● Do this: Only the lines from the one containing "Convert this chart" to the end of the entries should be written out, each exactly as it stands, both ends included.

● Records provided:
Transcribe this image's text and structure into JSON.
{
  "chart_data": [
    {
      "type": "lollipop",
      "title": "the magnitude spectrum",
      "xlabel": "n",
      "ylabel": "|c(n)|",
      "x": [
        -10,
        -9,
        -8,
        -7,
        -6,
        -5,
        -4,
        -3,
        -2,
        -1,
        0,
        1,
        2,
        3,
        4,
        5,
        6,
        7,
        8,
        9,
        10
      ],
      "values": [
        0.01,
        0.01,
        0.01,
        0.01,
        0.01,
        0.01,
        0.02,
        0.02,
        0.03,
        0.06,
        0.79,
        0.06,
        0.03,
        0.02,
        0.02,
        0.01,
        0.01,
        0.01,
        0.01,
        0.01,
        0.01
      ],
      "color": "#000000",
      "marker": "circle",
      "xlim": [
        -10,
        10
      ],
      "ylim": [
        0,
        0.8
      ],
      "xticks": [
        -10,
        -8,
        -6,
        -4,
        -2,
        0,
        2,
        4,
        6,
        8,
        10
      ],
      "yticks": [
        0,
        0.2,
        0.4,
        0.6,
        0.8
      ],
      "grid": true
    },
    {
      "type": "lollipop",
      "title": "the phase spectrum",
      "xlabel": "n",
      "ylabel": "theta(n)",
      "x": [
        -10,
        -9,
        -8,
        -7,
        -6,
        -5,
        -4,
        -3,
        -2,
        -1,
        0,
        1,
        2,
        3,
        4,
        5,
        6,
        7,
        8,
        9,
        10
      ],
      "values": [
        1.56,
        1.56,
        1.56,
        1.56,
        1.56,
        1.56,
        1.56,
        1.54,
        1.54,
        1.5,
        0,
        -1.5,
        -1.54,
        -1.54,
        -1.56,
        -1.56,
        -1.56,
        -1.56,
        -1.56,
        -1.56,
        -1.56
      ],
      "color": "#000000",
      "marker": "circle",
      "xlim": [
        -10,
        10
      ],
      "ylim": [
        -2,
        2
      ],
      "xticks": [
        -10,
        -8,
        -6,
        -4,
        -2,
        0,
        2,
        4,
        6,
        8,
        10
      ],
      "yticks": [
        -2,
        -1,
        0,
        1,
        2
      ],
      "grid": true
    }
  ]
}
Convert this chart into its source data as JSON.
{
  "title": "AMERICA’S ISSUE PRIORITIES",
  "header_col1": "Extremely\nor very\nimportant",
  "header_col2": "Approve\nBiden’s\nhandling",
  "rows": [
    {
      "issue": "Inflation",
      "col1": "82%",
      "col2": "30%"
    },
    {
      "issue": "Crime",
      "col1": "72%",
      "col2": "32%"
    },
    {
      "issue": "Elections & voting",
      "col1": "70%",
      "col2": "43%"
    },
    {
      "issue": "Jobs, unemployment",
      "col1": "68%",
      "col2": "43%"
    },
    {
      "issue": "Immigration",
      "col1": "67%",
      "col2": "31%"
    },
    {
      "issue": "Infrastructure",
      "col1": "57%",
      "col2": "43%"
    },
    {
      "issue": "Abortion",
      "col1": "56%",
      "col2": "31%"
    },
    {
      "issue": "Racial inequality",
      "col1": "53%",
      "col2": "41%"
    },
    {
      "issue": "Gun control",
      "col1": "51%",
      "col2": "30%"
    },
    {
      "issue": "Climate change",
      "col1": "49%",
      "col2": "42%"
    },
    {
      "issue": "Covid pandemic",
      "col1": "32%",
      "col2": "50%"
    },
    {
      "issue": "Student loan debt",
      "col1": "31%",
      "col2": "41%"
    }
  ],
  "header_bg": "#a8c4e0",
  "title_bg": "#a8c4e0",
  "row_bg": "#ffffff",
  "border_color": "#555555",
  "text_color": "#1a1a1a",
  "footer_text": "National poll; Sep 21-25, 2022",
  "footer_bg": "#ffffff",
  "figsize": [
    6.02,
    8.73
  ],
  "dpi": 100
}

● Exercise output:
Convert this chart into its source data as JSON.
{
  "title": "AMERICA’S ISSUE PRIORITIES",
  "header_col1": "Extremely\nor very\nimportant",
  "header_col2": "Approve\nBiden’s\nhandling",
  "rows": [
    {
      "issue": "Inflation",
      "col1": "82%",
      "col2": "30%"
    },
    {
      "issue": "Crime",
      "col1": "72%",
      "col2": "32%"
    },
    {
      "issue": "Elections & voting",
      "col1": "70%",
      "col2": "43%"
    },
    {
      "issue": "Jobs, unemployment",
      "col1": "68%",
      "col2": "43%"
    },
    {
      "issue": "Immigration",
      "col1": "67%",
      "col2": "31%"
    },
    {
      "issue": "Infrastructure",
      "col1": "57%",
      "col2": "43%"
    },
    {
      "issue": "Abortion",
      "col1": "56%",
      "col2": "31%"
    },
    {
      "issue": "Racial inequality",
      "col1": "53%",
      "col2": "41%"
    },
    {
      "issue": "Gun control",
      "col1": "51%",
      "col2": "30%"
    },
    {
      "issue": "Climate change",
      "col1": "49%",
      "col2": "42%"
    },
    {
      "issue": "Covid pandemic",
      "col1": "32%",
      "col2": "50%"
    },
    {
      "issue": "Student loan debt",
      "col1": "31%",
      "col2": "41%"
    }
  ],
  "header_bg": "#a8c4e0",
  "title_bg": "#a8c4e0",
  "row_bg": "#ffffff",
  "border_color": "#555555",
  "text_color": "#1a1a1a",
  "footer_text": "National poll; Sep 21-25, 2022",
  "footer_bg": "#ffffff",
  "figsize": [
    6.02,
    8.73
  ],
  "dpi": 100
}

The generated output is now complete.